## Exercise details
Your answer must consist solely of the number of lines that contain the word "debt".

Records that describe figures:
## START
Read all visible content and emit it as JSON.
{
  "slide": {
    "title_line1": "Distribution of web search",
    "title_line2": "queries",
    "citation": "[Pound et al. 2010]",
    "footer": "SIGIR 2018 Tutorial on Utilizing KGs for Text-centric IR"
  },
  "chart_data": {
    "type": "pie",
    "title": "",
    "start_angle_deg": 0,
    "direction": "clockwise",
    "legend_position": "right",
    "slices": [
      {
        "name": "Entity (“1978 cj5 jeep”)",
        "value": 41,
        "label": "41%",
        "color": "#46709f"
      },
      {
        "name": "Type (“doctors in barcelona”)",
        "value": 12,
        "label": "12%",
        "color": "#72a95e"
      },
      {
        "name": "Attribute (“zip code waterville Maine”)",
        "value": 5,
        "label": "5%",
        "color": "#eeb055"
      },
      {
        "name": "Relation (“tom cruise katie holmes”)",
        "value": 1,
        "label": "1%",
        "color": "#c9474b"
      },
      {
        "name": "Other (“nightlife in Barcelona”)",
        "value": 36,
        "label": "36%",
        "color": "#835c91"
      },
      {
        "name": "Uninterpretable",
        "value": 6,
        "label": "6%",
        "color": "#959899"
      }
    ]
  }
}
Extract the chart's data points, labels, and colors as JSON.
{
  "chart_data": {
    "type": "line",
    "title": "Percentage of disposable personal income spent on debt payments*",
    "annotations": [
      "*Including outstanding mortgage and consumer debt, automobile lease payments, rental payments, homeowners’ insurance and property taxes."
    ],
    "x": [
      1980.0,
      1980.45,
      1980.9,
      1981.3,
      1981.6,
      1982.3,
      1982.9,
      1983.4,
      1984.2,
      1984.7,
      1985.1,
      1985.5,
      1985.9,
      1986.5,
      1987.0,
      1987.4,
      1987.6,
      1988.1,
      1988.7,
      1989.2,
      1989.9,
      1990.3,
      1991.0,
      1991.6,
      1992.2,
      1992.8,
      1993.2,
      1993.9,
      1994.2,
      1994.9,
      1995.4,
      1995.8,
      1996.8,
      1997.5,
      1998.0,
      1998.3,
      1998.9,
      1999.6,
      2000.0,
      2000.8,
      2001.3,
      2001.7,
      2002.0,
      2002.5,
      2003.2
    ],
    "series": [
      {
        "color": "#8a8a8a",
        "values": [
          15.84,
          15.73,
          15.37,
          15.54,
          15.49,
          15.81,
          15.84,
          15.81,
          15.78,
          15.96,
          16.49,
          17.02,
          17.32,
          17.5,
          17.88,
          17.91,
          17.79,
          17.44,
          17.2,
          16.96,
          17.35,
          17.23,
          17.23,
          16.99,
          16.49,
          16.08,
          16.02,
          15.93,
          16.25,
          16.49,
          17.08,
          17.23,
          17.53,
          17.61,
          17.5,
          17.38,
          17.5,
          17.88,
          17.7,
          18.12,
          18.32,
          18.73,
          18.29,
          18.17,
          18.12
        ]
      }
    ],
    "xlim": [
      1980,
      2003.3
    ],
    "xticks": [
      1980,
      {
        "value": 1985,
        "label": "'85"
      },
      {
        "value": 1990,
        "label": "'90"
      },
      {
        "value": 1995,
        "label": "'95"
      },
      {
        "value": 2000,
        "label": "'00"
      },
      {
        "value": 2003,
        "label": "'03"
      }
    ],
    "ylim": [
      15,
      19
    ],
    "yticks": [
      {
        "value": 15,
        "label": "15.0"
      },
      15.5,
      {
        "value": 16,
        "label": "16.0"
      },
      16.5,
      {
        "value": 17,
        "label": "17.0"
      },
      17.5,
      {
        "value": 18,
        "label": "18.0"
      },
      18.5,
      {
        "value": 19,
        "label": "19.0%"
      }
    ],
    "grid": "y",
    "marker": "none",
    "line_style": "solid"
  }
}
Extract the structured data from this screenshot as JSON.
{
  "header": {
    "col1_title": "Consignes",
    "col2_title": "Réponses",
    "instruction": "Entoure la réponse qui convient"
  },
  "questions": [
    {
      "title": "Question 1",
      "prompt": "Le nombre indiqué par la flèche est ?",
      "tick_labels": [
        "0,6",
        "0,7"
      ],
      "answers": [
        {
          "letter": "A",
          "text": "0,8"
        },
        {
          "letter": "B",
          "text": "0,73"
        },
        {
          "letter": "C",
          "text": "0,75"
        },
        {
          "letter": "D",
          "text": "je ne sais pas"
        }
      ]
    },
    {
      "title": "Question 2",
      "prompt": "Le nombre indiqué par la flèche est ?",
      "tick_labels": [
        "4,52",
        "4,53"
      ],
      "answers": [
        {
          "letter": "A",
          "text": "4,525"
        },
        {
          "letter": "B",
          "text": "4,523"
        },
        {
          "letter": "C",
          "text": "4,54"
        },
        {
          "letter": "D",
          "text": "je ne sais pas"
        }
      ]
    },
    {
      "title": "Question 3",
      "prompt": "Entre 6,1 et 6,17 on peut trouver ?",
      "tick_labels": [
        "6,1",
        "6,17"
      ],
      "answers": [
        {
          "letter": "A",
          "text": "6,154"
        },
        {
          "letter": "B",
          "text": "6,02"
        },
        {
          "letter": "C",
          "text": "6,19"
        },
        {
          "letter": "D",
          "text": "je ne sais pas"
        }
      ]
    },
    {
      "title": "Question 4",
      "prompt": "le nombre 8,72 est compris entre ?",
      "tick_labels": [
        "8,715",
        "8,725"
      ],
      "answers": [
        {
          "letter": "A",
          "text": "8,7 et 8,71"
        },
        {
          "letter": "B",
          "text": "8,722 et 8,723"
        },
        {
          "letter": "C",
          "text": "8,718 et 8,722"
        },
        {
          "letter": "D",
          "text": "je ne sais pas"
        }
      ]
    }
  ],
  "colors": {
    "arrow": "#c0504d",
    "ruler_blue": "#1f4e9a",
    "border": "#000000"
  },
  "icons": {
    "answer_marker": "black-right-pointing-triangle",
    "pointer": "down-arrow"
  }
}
## END
## Result
2